◆ **TASK REQUIREMENTS**:
Copy out each line of the data that holds the word "four".

--*--

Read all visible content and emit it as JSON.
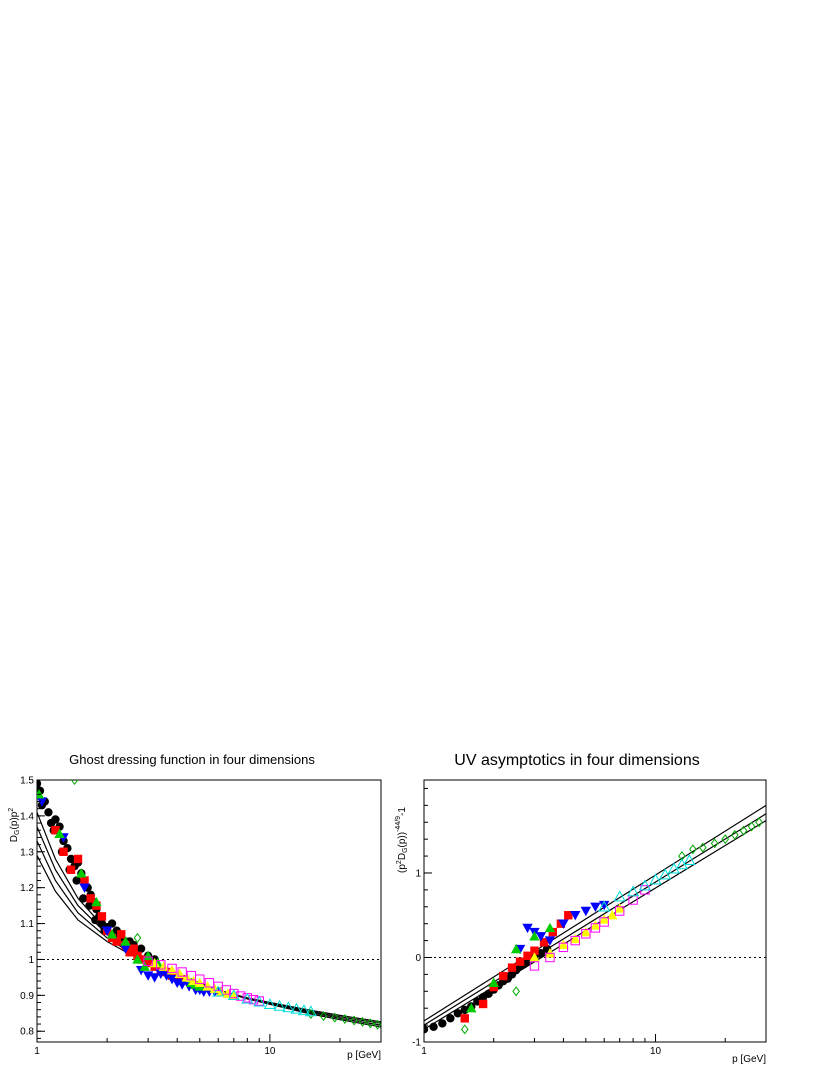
{
  "chart_data": [
    {
      "type": "scatter",
      "title": "Ghost dressing function in four dimensions",
      "xlabel": "p [GeV]",
      "ylabel": "D_G(p)p^2",
      "xscale": "log",
      "xlim": [
        1,
        30
      ],
      "ylim": [
        0.77,
        1.5
      ],
      "xticklabels": [
        "1",
        "10"
      ],
      "yticklabels": [
        "0.8",
        "0.9",
        "1",
        "1.1",
        "1.2",
        "1.3",
        "1.4",
        "1.5"
      ],
      "reference_line": {
        "y": 1.0,
        "style": "dotted"
      },
      "fit_curves": [
        {
          "name": "",
          "x": [
            1.0,
            1.2,
            1.5,
            2.0,
            2.5,
            3.0,
            4.0,
            5.0,
            6.0,
            8.0,
            10.0,
            15.0,
            20.0,
            30.0
          ],
          "y": [
            1.41,
            1.28,
            1.17,
            1.08,
            1.03,
            1.0,
            0.96,
            0.935,
            0.915,
            0.89,
            0.875,
            0.848,
            0.832,
            0.812
          ]
        },
        {
          "name": "",
          "x": [
            1.0,
            1.2,
            1.5,
            2.0,
            2.5,
            3.0,
            4.0,
            5.0,
            6.0,
            8.0,
            10.0,
            15.0,
            20.0,
            30.0
          ],
          "y": [
            1.37,
            1.25,
            1.15,
            1.07,
            1.025,
            0.997,
            0.958,
            0.933,
            0.915,
            0.891,
            0.877,
            0.852,
            0.836,
            0.817
          ]
        },
        {
          "name": "",
          "x": [
            1.0,
            1.2,
            1.5,
            2.0,
            2.5,
            3.0,
            4.0,
            5.0,
            6.0,
            8.0,
            10.0,
            15.0,
            20.0,
            30.0
          ],
          "y": [
            1.33,
            1.22,
            1.13,
            1.06,
            1.02,
            0.994,
            0.957,
            0.932,
            0.915,
            0.892,
            0.879,
            0.855,
            0.84,
            0.822
          ]
        },
        {
          "name": "",
          "x": [
            1.0,
            1.2,
            1.5,
            2.0,
            2.5,
            3.0,
            4.0,
            5.0,
            6.0,
            8.0,
            10.0,
            15.0,
            20.0,
            30.0
          ],
          "y": [
            1.29,
            1.19,
            1.11,
            1.05,
            1.015,
            0.99,
            0.955,
            0.931,
            0.915,
            0.893,
            0.88,
            0.858,
            0.844,
            0.826
          ]
        }
      ],
      "series": [
        {
          "marker": "circle",
          "color": "#000000",
          "x": [
            1.0,
            1.03,
            1.08,
            1.12,
            1.15,
            1.2,
            1.25,
            1.3,
            1.35,
            1.4,
            1.45,
            1.5,
            1.55,
            1.6,
            1.65,
            1.7,
            1.75,
            1.8,
            1.85,
            1.9,
            2.0,
            2.1,
            2.2,
            2.3,
            2.4,
            2.6,
            2.8,
            3.0,
            3.2,
            1.05,
            1.18,
            1.28,
            1.38,
            1.48,
            1.58,
            1.68,
            1.78,
            1.95,
            2.15,
            2.5
          ],
          "y": [
            1.49,
            1.47,
            1.44,
            1.41,
            1.38,
            1.39,
            1.37,
            1.33,
            1.31,
            1.28,
            1.26,
            1.27,
            1.24,
            1.21,
            1.2,
            1.18,
            1.16,
            1.14,
            1.12,
            1.1,
            1.09,
            1.1,
            1.08,
            1.06,
            1.05,
            1.04,
            1.03,
            1.01,
            1.0,
            1.43,
            1.36,
            1.3,
            1.25,
            1.22,
            1.17,
            1.15,
            1.11,
            1.08,
            1.07,
            1.05
          ]
        },
        {
          "marker": "square",
          "color": "#ff0000",
          "x": [
            1.2,
            1.3,
            1.4,
            1.5,
            1.6,
            1.7,
            1.8,
            1.9,
            2.0,
            2.1,
            2.2,
            2.3,
            2.4,
            2.5,
            2.6,
            2.7,
            2.8,
            3.0,
            3.2,
            3.4,
            3.6,
            3.8,
            4.0,
            4.2
          ],
          "y": [
            1.36,
            1.3,
            1.25,
            1.28,
            1.22,
            1.17,
            1.15,
            1.12,
            1.08,
            1.06,
            1.05,
            1.07,
            1.04,
            1.02,
            1.03,
            1.01,
            1.0,
            0.99,
            0.98,
            0.97,
            0.965,
            0.955,
            0.95,
            0.945
          ]
        },
        {
          "marker": "triangle-down",
          "color": "#0000ff",
          "x": [
            1.05,
            1.3,
            1.6,
            2.0,
            2.4,
            2.8,
            3.0,
            3.2,
            3.4,
            3.6,
            3.8,
            4.0,
            4.2,
            4.5,
            4.8,
            5.0,
            5.2,
            5.5,
            5.8,
            6.0
          ],
          "y": [
            1.44,
            1.34,
            1.2,
            1.08,
            1.03,
            0.97,
            0.955,
            0.95,
            0.96,
            0.955,
            0.945,
            0.935,
            0.93,
            0.925,
            0.915,
            0.915,
            0.91,
            0.91,
            0.91,
            0.91
          ]
        },
        {
          "marker": "triangle-up",
          "color": "#00cc00",
          "x": [
            1.02,
            1.25,
            1.55,
            1.8,
            2.1,
            2.4,
            2.7,
            2.9,
            3.0,
            3.3,
            4.6,
            4.8,
            5.0
          ],
          "y": [
            1.46,
            1.35,
            1.24,
            1.16,
            1.07,
            1.05,
            1.0,
            0.98,
            1.01,
            0.99,
            0.935,
            0.93,
            0.925
          ]
        },
        {
          "marker": "diamond-open",
          "color": "#00aa00",
          "x": [
            1.45,
            2.7,
            15.0,
            17.0,
            19.0,
            21.0,
            23.0,
            25.0,
            27.0,
            29.0
          ],
          "y": [
            1.5,
            1.06,
            0.848,
            0.842,
            0.838,
            0.834,
            0.83,
            0.826,
            0.822,
            0.818
          ]
        },
        {
          "marker": "triangle-up",
          "color": "#ffff00",
          "x": [
            3.2,
            3.5,
            3.8,
            4.1,
            4.4,
            4.7,
            5.0,
            5.4,
            5.8,
            6.2,
            6.6,
            7.0
          ],
          "y": [
            0.99,
            0.98,
            0.97,
            0.96,
            0.95,
            0.94,
            0.935,
            0.925,
            0.918,
            0.91,
            0.905,
            0.9
          ]
        },
        {
          "marker": "square-open",
          "color": "#ff00ff",
          "x": [
            3.0,
            3.4,
            3.8,
            4.2,
            4.6,
            5.0,
            5.5,
            6.0,
            6.5,
            7.0,
            7.5,
            8.0,
            8.5,
            9.0
          ],
          "y": [
            0.995,
            0.985,
            0.975,
            0.965,
            0.955,
            0.945,
            0.935,
            0.925,
            0.915,
            0.905,
            0.898,
            0.893,
            0.888,
            0.884
          ]
        },
        {
          "marker": "triangle-open",
          "color": "#00dddd",
          "x": [
            6.0,
            7.0,
            8.0,
            9.0,
            10.0,
            11.0,
            12.0,
            13.0,
            14.0,
            15.0
          ],
          "y": [
            0.91,
            0.9,
            0.89,
            0.882,
            0.875,
            0.87,
            0.866,
            0.862,
            0.858,
            0.855
          ]
        }
      ]
    },
    {
      "type": "scatter",
      "title": "UV asymptotics in four dimensions",
      "xlabel": "p [GeV]",
      "ylabel": "(p^2D_G(p))^{-44/9}-1",
      "xscale": "log",
      "xlim": [
        1,
        30
      ],
      "ylim": [
        -1,
        2.1
      ],
      "xticklabels": [
        "1",
        "10"
      ],
      "yticklabels": [
        "-1",
        "0",
        "1"
      ],
      "reference_line": {
        "y": 0,
        "style": "dotted"
      },
      "fit_curves": [
        {
          "name": "",
          "x": [
            1.0,
            30.0
          ],
          "y": [
            -0.75,
            1.8
          ]
        },
        {
          "name": "",
          "x": [
            1.0,
            30.0
          ],
          "y": [
            -0.8,
            1.7
          ]
        },
        {
          "name": "",
          "x": [
            1.0,
            30.0
          ],
          "y": [
            -0.85,
            1.62
          ]
        }
      ],
      "series": [
        {
          "marker": "circle",
          "color": "#000000",
          "x": [
            1.0,
            1.1,
            1.2,
            1.3,
            1.4,
            1.5,
            1.6,
            1.7,
            1.8,
            1.9,
            2.0,
            2.1,
            2.2,
            2.3,
            2.4,
            2.5,
            2.6,
            2.7,
            2.8,
            3.0,
            3.2,
            3.4
          ],
          "y": [
            -0.85,
            -0.82,
            -0.78,
            -0.72,
            -0.66,
            -0.62,
            -0.58,
            -0.52,
            -0.47,
            -0.43,
            -0.38,
            -0.33,
            -0.28,
            -0.25,
            -0.2,
            -0.15,
            -0.1,
            -0.08,
            -0.05,
            0.0,
            0.05,
            0.1
          ]
        },
        {
          "marker": "square",
          "color": "#ff0000",
          "x": [
            1.5,
            1.8,
            2.0,
            2.2,
            2.4,
            2.6,
            2.8,
            3.0,
            3.3,
            3.6,
            3.9,
            4.2
          ],
          "y": [
            -0.72,
            -0.55,
            -0.35,
            -0.22,
            -0.12,
            -0.05,
            0.02,
            0.08,
            0.18,
            0.3,
            0.4,
            0.5
          ]
        },
        {
          "marker": "triangle-down",
          "color": "#0000ff",
          "x": [
            2.6,
            2.8,
            3.0,
            3.2,
            3.5,
            4.0,
            4.5,
            5.0,
            5.5,
            6.0
          ],
          "y": [
            0.1,
            0.35,
            0.3,
            0.25,
            0.2,
            0.4,
            0.5,
            0.55,
            0.6,
            0.62
          ]
        },
        {
          "marker": "triangle-up",
          "color": "#00cc00",
          "x": [
            1.6,
            2.0,
            2.5,
            3.0,
            3.5
          ],
          "y": [
            -0.6,
            -0.3,
            0.1,
            0.25,
            0.35
          ]
        },
        {
          "marker": "diamond-open",
          "color": "#00aa00",
          "x": [
            1.5,
            2.5,
            13.0,
            14.5,
            16.0,
            18.0,
            20.0,
            22.0,
            24.0,
            26.0,
            28.0
          ],
          "y": [
            -0.85,
            -0.4,
            1.2,
            1.28,
            1.3,
            1.35,
            1.4,
            1.45,
            1.5,
            1.55,
            1.6
          ]
        },
        {
          "marker": "triangle-up",
          "color": "#ffff00",
          "x": [
            3.0,
            3.5,
            4.0,
            4.5,
            5.0,
            5.5,
            6.0,
            6.5,
            7.0
          ],
          "y": [
            0.0,
            0.05,
            0.15,
            0.22,
            0.3,
            0.38,
            0.45,
            0.5,
            0.58
          ]
        },
        {
          "marker": "square-open",
          "color": "#ff00ff",
          "x": [
            3.0,
            3.5,
            4.0,
            4.5,
            5.0,
            5.5,
            6.0,
            7.0,
            8.0,
            9.0
          ],
          "y": [
            -0.1,
            0.0,
            0.12,
            0.2,
            0.28,
            0.35,
            0.42,
            0.55,
            0.68,
            0.8
          ]
        },
        {
          "marker": "triangle-open",
          "color": "#00dddd",
          "x": [
            6.0,
            7.0,
            8.0,
            9.0,
            10.0,
            11.0,
            12.0,
            13.0,
            14.0
          ],
          "y": [
            0.6,
            0.72,
            0.78,
            0.85,
            0.92,
            0.98,
            1.05,
            1.1,
            1.15
          ]
        }
      ]
    }
  ]
}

--*--

◆ **WRITTEN SOLUTION**:
      "title": "Ghost dressing function in four dimensions",
      "title": "UV asymptotics in four dimensions",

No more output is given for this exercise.